━━ DATA TO USE ━━

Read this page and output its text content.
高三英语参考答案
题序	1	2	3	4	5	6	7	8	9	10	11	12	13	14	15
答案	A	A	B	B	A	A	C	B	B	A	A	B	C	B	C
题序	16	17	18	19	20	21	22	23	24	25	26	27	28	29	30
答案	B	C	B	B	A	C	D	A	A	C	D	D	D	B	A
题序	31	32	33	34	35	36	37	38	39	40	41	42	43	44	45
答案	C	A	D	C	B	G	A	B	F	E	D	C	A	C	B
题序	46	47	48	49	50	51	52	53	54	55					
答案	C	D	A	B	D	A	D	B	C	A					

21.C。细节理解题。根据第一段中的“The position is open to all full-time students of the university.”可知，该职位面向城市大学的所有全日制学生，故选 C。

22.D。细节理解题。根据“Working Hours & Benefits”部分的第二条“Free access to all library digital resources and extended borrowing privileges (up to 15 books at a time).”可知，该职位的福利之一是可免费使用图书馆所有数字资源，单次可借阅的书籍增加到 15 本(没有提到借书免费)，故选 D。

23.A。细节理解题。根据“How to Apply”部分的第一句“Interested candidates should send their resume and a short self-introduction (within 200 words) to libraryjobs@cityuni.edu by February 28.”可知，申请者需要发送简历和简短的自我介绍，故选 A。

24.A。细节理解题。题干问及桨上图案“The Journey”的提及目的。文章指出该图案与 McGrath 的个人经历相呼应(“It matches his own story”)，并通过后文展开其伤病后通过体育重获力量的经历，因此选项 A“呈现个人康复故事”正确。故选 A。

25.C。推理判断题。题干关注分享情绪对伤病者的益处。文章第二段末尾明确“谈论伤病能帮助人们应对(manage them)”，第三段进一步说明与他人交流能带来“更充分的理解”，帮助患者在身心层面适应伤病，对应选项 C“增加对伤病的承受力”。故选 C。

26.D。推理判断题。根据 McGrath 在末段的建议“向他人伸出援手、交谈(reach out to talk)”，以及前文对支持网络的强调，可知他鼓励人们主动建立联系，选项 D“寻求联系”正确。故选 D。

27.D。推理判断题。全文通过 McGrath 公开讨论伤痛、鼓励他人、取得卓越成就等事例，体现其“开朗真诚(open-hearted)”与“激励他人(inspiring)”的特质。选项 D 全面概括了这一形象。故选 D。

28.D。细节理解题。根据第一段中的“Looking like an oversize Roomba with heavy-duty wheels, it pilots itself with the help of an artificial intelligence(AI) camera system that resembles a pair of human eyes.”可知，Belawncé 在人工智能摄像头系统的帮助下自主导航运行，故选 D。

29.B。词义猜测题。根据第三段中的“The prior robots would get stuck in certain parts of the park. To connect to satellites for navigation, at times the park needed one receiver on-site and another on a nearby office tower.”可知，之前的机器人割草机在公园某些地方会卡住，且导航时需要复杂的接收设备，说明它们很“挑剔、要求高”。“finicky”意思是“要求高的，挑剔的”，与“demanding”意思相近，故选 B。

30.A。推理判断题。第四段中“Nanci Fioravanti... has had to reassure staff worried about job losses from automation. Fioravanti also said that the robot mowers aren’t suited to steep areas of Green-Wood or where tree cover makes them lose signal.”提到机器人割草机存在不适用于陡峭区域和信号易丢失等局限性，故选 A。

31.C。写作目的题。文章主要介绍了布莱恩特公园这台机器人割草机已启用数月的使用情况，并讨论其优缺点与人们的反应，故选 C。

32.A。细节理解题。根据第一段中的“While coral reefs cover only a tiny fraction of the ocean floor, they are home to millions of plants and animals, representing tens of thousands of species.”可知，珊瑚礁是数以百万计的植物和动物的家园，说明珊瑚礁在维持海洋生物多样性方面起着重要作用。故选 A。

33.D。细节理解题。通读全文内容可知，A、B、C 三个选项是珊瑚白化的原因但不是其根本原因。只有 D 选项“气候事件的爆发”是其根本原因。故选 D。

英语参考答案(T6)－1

━━━

Check each line of the records for "open" and copy the ones that contain it.

COMPLETE RESPONSE
21.C。细节理解题。根据第一段中的“The position is open to all full-time students of the university.”可知，该职位面向城市大学的所有全日制学生，故选 C。
27.D。推理判断题。全文通过 McGrath 公开讨论伤痛、鼓励他人、取得卓越成就等事例，体现其“开朗真诚(open-hearted)”与“激励他人(inspiring)”的特质。选项 D 全面概括了这一形象。故选 D。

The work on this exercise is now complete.